PROBLEM STATEMENT => Reproduce the data exactly.

SOURCE DATA =>
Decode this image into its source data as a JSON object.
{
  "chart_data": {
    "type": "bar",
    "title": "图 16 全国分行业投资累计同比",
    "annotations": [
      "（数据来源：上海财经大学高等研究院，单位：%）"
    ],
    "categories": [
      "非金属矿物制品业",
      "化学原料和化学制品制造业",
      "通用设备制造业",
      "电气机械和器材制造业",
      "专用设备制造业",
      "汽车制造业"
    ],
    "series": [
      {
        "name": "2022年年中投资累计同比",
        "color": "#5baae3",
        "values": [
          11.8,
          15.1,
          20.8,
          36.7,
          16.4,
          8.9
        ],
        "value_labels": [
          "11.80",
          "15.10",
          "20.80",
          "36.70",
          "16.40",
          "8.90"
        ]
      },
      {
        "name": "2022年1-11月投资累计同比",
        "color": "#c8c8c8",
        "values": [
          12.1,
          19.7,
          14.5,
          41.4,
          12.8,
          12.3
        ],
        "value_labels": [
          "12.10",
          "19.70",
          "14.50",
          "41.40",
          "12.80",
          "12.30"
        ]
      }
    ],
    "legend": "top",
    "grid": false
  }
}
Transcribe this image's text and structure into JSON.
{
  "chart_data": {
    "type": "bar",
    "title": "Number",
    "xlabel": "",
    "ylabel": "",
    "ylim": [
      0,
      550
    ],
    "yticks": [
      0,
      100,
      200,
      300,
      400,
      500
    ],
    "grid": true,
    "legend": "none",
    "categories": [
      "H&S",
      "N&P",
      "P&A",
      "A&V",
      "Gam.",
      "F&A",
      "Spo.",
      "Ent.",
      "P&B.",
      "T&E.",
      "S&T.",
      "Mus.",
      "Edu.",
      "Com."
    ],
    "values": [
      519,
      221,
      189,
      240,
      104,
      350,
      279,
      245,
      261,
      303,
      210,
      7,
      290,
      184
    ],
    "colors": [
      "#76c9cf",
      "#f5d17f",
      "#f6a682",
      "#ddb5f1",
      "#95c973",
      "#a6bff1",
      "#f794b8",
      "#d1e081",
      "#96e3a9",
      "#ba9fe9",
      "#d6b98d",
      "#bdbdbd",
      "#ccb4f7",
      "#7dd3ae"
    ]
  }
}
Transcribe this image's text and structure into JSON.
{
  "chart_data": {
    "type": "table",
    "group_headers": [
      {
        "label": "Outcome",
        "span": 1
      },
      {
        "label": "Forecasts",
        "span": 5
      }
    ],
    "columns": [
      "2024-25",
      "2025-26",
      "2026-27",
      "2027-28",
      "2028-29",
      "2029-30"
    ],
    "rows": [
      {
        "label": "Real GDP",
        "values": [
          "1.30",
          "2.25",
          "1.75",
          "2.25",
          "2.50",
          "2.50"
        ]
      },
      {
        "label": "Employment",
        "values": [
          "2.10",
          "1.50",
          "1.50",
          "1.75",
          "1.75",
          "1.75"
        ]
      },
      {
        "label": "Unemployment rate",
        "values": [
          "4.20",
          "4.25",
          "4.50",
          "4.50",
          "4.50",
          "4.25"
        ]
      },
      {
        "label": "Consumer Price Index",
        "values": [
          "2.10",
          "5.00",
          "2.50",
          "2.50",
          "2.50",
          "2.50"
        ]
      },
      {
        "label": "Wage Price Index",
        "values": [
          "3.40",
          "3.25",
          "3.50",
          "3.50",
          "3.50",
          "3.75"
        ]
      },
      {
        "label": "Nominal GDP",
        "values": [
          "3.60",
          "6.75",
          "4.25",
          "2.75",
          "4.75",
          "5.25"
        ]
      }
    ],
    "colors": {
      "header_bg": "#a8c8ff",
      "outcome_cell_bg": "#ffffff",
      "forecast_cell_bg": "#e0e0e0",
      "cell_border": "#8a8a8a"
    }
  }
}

ANSWER TO THIS EXERCISE =>
Decode this image into its source data as a JSON object.
{
  "chart_data": {
    "type": "bar",
    "title": "图 16 全国分行业投资累计同比",
    "annotations": [
      "（数据来源：上海财经大学高等研究院，单位：%）"
    ],
    "categories": [
      "非金属矿物制品业",
      "化学原料和化学制品制造业",
      "通用设备制造业",
      "电气机械和器材制造业",
      "专用设备制造业",
      "汽车制造业"
    ],
    "series": [
      {
        "name": "2022年年中投资累计同比",
        "color": "#5baae3",
        "values": [
          11.8,
          15.1,
          20.8,
          36.7,
          16.4,
          8.9
        ],
        "value_labels": [
          "11.80",
          "15.10",
          "20.80",
          "36.70",
          "16.40",
          "8.90"
        ]
      },
      {
        "name": "2022年1-11月投资累计同比",
        "color": "#c8c8c8",
        "values": [
          12.1,
          19.7,
          14.5,
          41.4,
          12.8,
          12.3
        ],
        "value_labels": [
          "12.10",
          "19.70",
          "14.50",
          "41.40",
          "12.80",
          "12.30"
        ]
      }
    ],
    "legend": "top",
    "grid": false
  }
}
Transcribe this image's text and structure into JSON.
{
  "chart_data": {
    "type": "bar",
    "title": "Number",
    "xlabel": "",
    "ylabel": "",
    "ylim": [
      0,
      550
    ],
    "yticks": [
      0,
      100,
      200,
      300,
      400,
      500
    ],
    "grid": true,
    "legend": "none",
    "categories": [
      "H&S",
      "N&P",
      "P&A",
      "A&V",
      "Gam.",
      "F&A",
      "Spo.",
      "Ent.",
      "P&B.",
      "T&E.",
      "S&T.",
      "Mus.",
      "Edu.",
      "Com."
    ],
    "values": [
      519,
      221,
      189,
      240,
      104,
      350,
      279,
      245,
      261,
      303,
      210,
      7,
      290,
      184
    ],
    "colors": [
      "#76c9cf",
      "#f5d17f",
      "#f6a682",
      "#ddb5f1",
      "#95c973",
      "#a6bff1",
      "#f794b8",
      "#d1e081",
      "#96e3a9",
      "#ba9fe9",
      "#d6b98d",
      "#bdbdbd",
      "#ccb4f7",
      "#7dd3ae"
    ]
  }
}
Transcribe this image's text and structure into JSON.
{
  "chart_data": {
    "type": "table",
    "group_headers": [
      {
        "label": "Outcome",
        "span": 1
      },
      {
        "label": "Forecasts",
        "span": 5
      }
    ],
    "columns": [
      "2024-25",
      "2025-26",
      "2026-27",
      "2027-28",
      "2028-29",
      "2029-30"
    ],
    "rows": [
      {
        "label": "Real GDP",
        "values": [
          "1.30",
          "2.25",
          "1.75",
          "2.25",
          "2.50",
          "2.50"
        ]
      },
      {
        "label": "Employment",
        "values": [
          "2.10",
          "1.50",
          "1.50",
          "1.75",
          "1.75",
          "1.75"
        ]
      },
      {
        "label": "Unemployment rate",
        "values": [
          "4.20",
          "4.25",
          "4.50",
          "4.50",
          "4.50",
          "4.25"
        ]
      },
      {
        "label": "Consumer Price Index",
        "values": [
          "2.10",
          "5.00",
          "2.50",
          "2.50",
          "2.50",
          "2.50"
        ]
      },
      {
        "label": "Wage Price Index",
        "values": [
          "3.40",
          "3.25",
          "3.50",
          "3.50",
          "3.50",
          "3.75"
        ]
      },
      {
        "label": "Nominal GDP",
        "values": [
          "3.60",
          "6.75",
          "4.25",
          "2.75",
          "4.75",
          "5.25"
        ]
      }
    ],
    "colors": {
      "header_bg": "#a8c8ff",
      "outcome_cell_bg": "#ffffff",
      "forecast_cell_bg": "#e0e0e0",
      "cell_border": "#8a8a8a"
    }
  }
}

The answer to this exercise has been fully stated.